**Exercise aim:** Of the lines in the data below, count the ones holding the string "суммы", and answer with that number only.

**Input records:**
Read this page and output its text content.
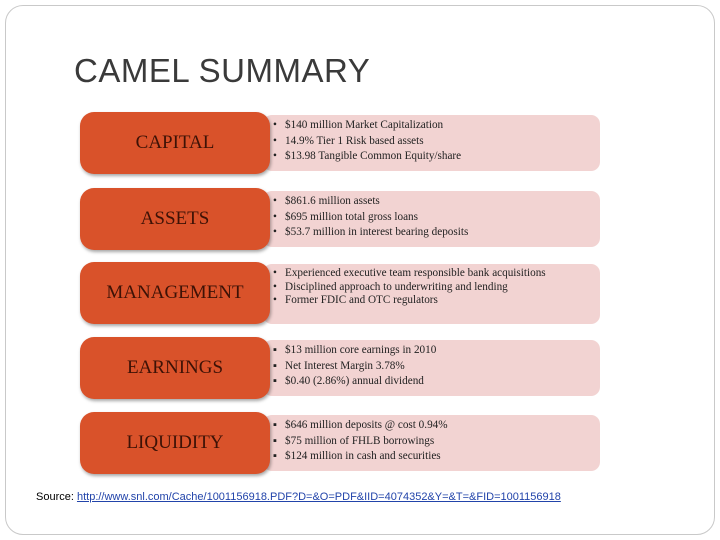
CAMEL SUMMARY
• $140 million Market Capitalization
• 14.9% Tier 1 Risk based assets
• $13.98 Tangible Common Equity/share
CAPITAL
• $861.6 million assets
• $695 million total gross loans
• $53.7 million in interest bearing deposits
ASSETS
• Experienced executive team responsible bank acquisitions
• Disciplined approach to underwriting and lending
• Former FDIC and OTC regulators
MANAGEMENT
▪ $13 million core earnings in 2010
▪ Net Interest Margin 3.78%
▪ $0.40 (2.86%) annual dividend
EARNINGS
▪ $646 million deposits @ cost 0.94%
▪ $75 million of FHLB borrowings
▪ $124 million in cash and securities
LIQUIDITY
Source: http://www.snl.com/Cache/1001156918.PDF?D=&O=PDF&IID=4074352&Y=&T=&FID=1001156918
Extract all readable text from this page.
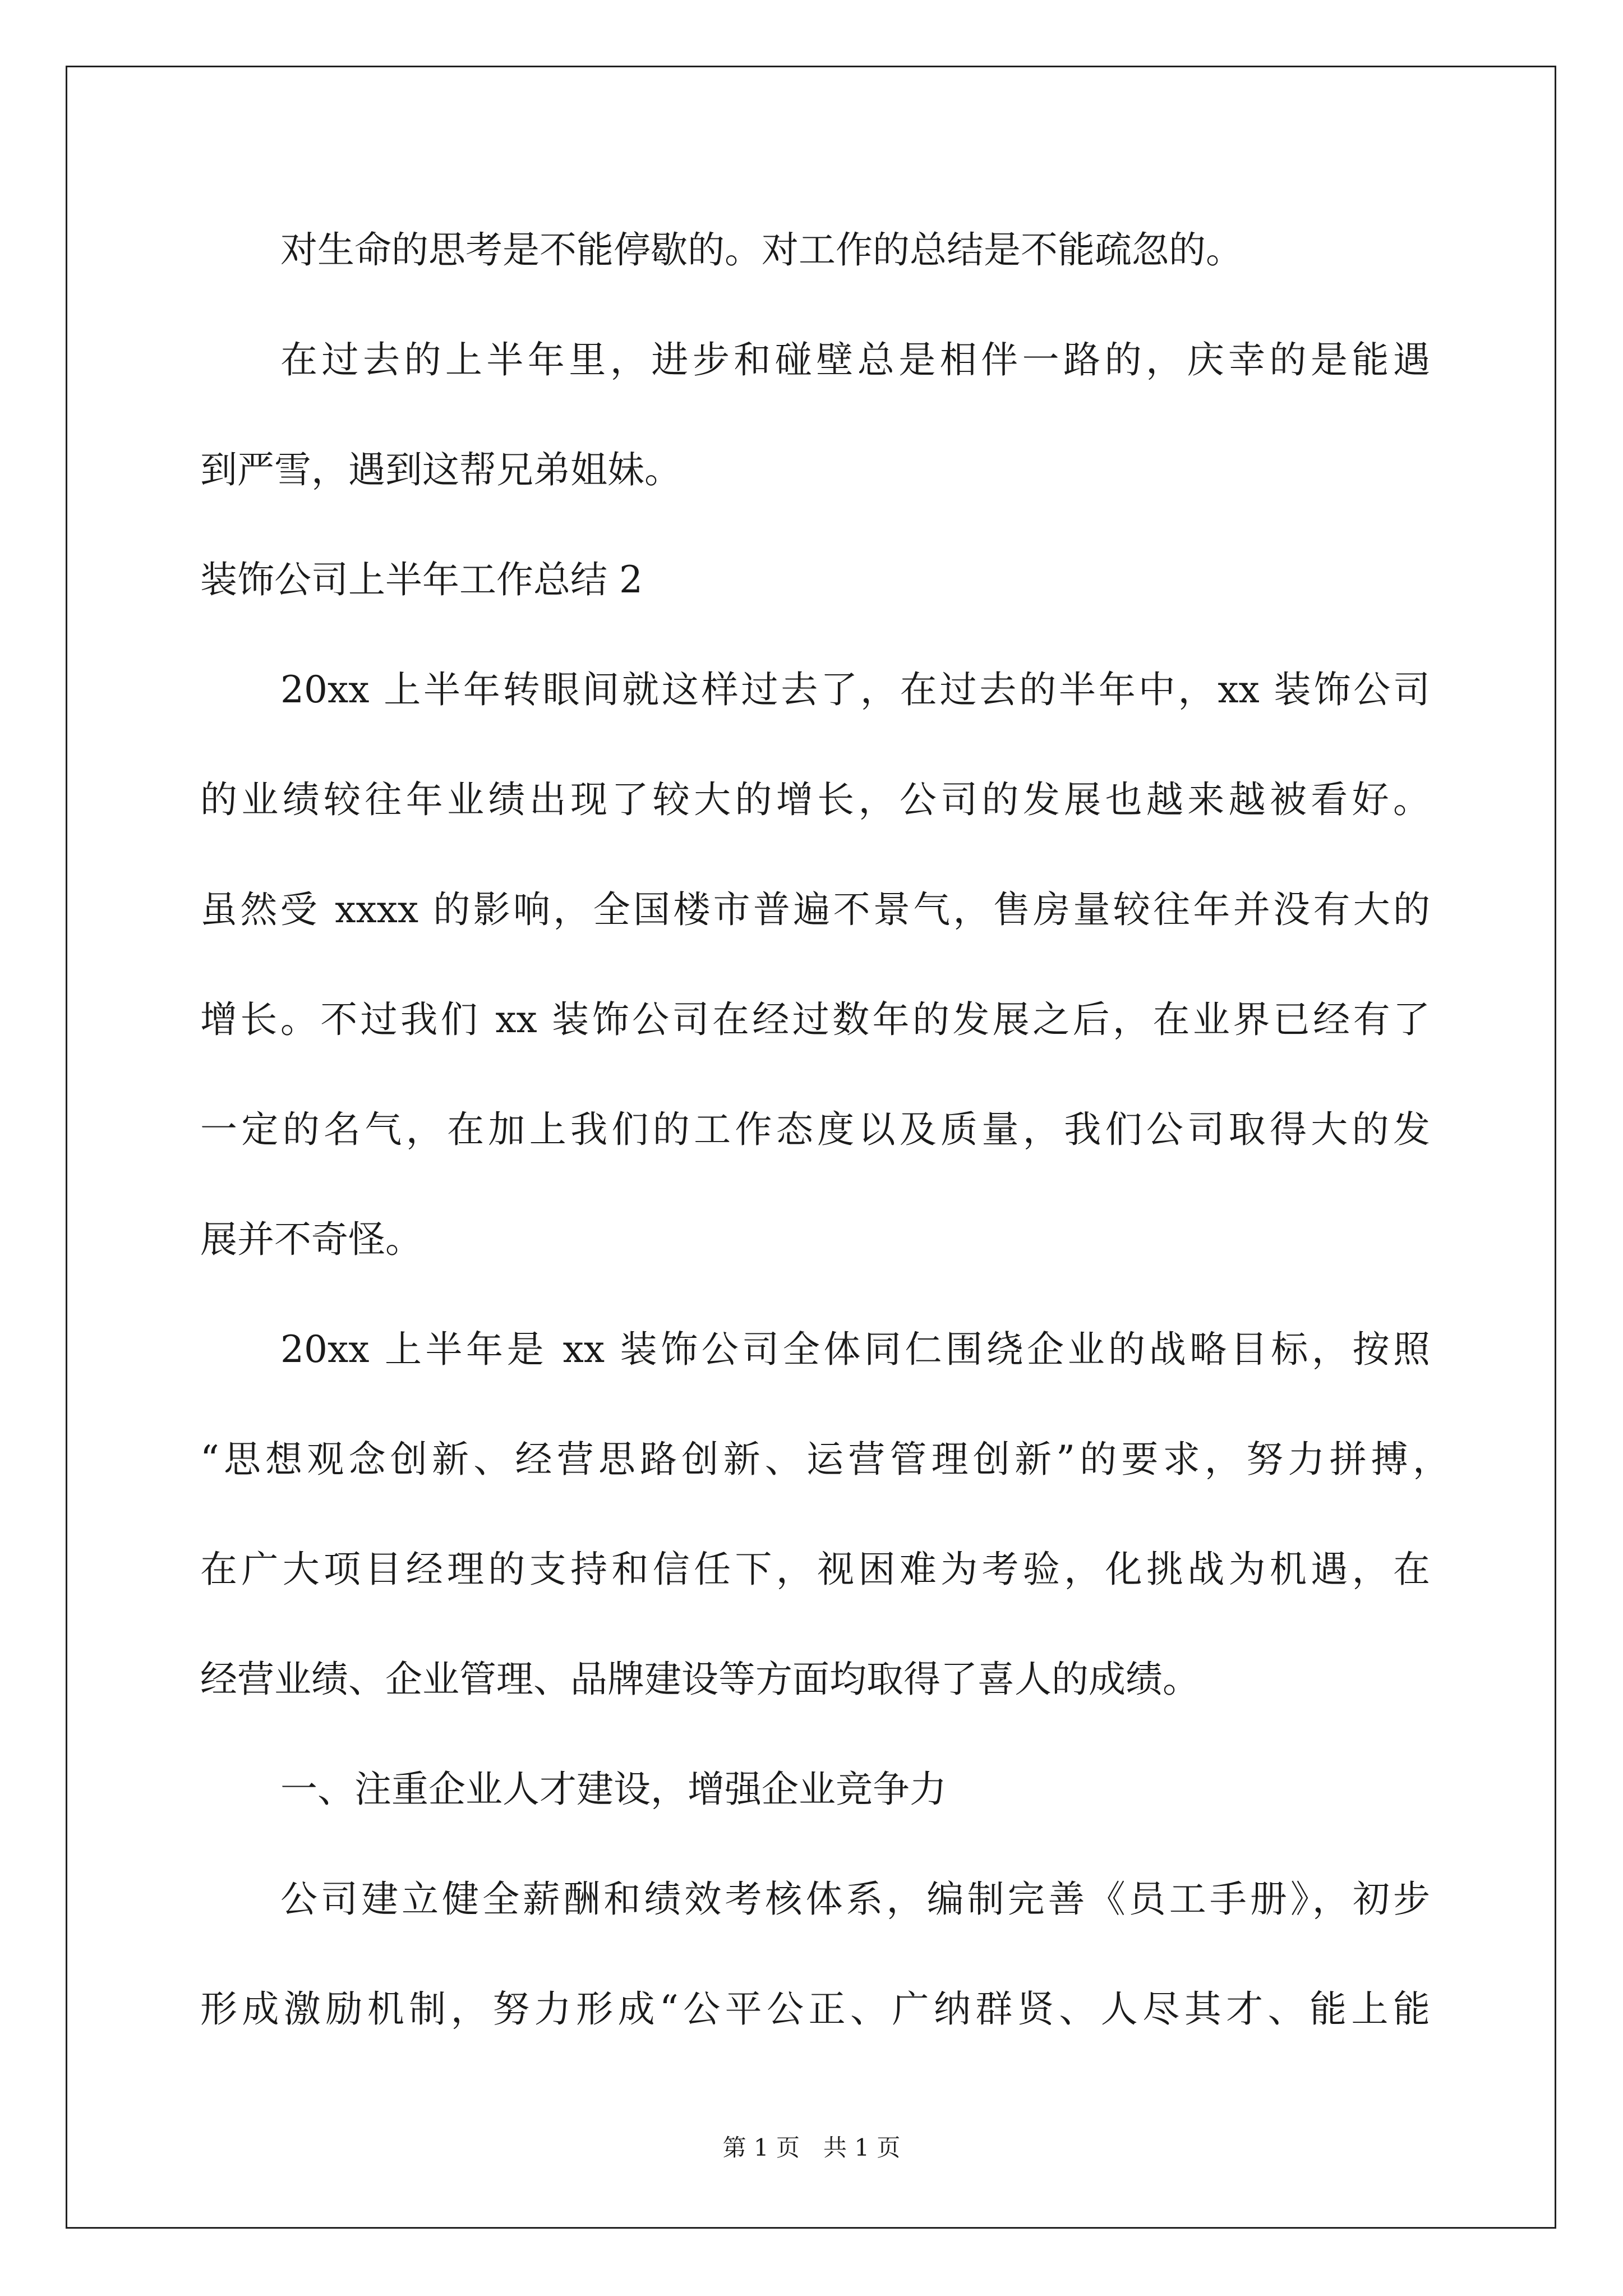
对生命的思考是不能停歇的。对工作的总结是不能疏忽的。
在过去的上半年里，进步和碰壁总是相伴一路的，庆幸的是能遇
到严雪，遇到这帮兄弟姐妹。
装饰公司上半年工作总结 2
20xx 上半年转眼间就这样过去了，在过去的半年中，xx 装饰公司
的业绩较往年业绩出现了较大的增长，公司的发展也越来越被看好。
虽然受 xxxx 的影响，全国楼市普遍不景气，售房量较往年并没有大的
增长。不过我们 xx 装饰公司在经过数年的发展之后，在业界已经有了
一定的名气，在加上我们的工作态度以及质量，我们公司取得大的发
展并不奇怪。
20xx 上半年是 xx 装饰公司全体同仁围绕企业的战略目标，按照
“思想观念创新、经营思路创新、运营管理创新”的要求，努力拼搏，
在广大项目经理的支持和信任下，视困难为考验，化挑战为机遇，在
经营业绩、企业管理、品牌建设等方面均取得了喜人的成绩。
一、注重企业人才建设，增强企业竞争力
公司建立健全薪酬和绩效考核体系，编制完善《员工手册》，初步
形成激励机制，努力形成“公平公正、广纳群贤、人尽其才、能上能
第 1 页　共 1 页
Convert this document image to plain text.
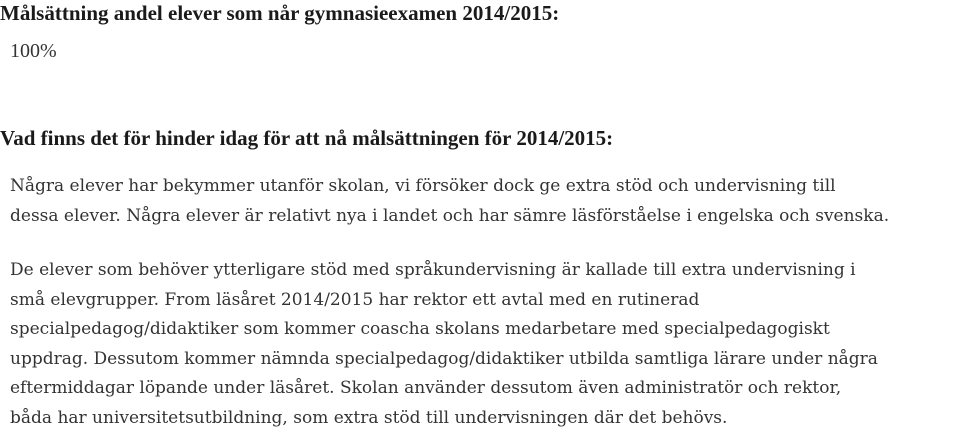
Målsättning andel elever som når gymnasieexamen 2014/2015:

100%

Vad finns det för hinder idag för att nå målsättningen för 2014/2015:

Några elever har bekymmer utanför skolan, vi försöker dock ge extra stöd och undervisning till
dessa elever. Några elever är relativt nya i landet och har sämre läsförståelse i engelska och svenska.

De elever som behöver ytterligare stöd med språkundervisning är kallade till extra undervisning i
små elevgrupper. From läsåret 2014/2015 har rektor ett avtal med en rutinerad
specialpedagog/didaktiker som kommer coascha skolans medarbetare med specialpedagogiskt
uppdrag. Dessutom kommer nämnda specialpedagog/didaktiker utbilda samtliga lärare under några
eftermiddagar löpande under läsåret. Skolan använder dessutom även administratör och rektor,
båda har universitetsutbildning, som extra stöd till undervisningen där det behövs.
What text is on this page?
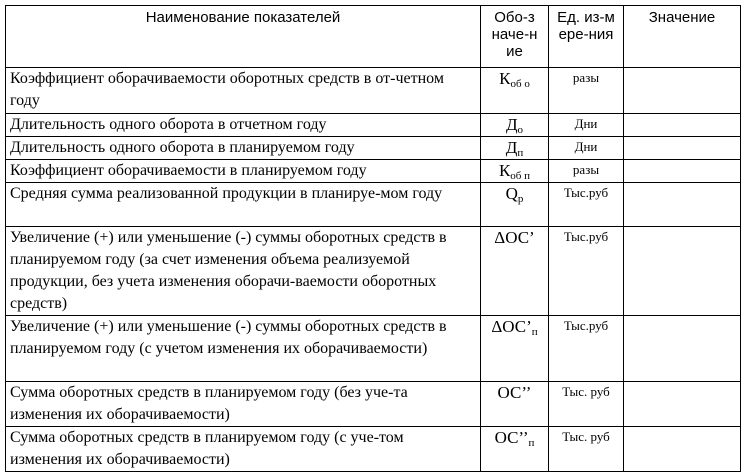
Наименование показателей	Обо-значе-ние	Ед. из-мере-ния	Значение
Коэффициент оборачиваемости оборотных средств в от-четном году	$К_{об о}$	разы	
Длительность одного оборота в отчетном году	$Д_о$	Дни	
Длительность одного оборота в планируемом году	$Д_п$	Дни	
Коэффициент оборачиваемости в планируемом году	$К_{об п}$	разы	
Средняя сумма реализованной продукции в планируе-мом году	$Q_р$	Тыс.руб	
Увеличение (+) или уменьшение (-) суммы оборотных средств в планируемом году (за счет изменения объема реализуемой продукции, без учета изменения оборачи-ваемости оборотных средств)	ΔОС’	Тыс.руб	
Увеличение (+) или уменьшение (-) суммы оборотных средств в планируемом году (с учетом изменения их оборачиваемости)	$\Delta ОС’_п$	Тыс.руб	
Сумма оборотных средств в планируемом году (без уче-та изменения их оборачиваемости)	ОС’’	Тыс. руб	
Сумма оборотных средств в планируемом году (с уче-том изменения их оборачиваемости)	$ОС’’_п$	Тыс. руб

**Task output:** 2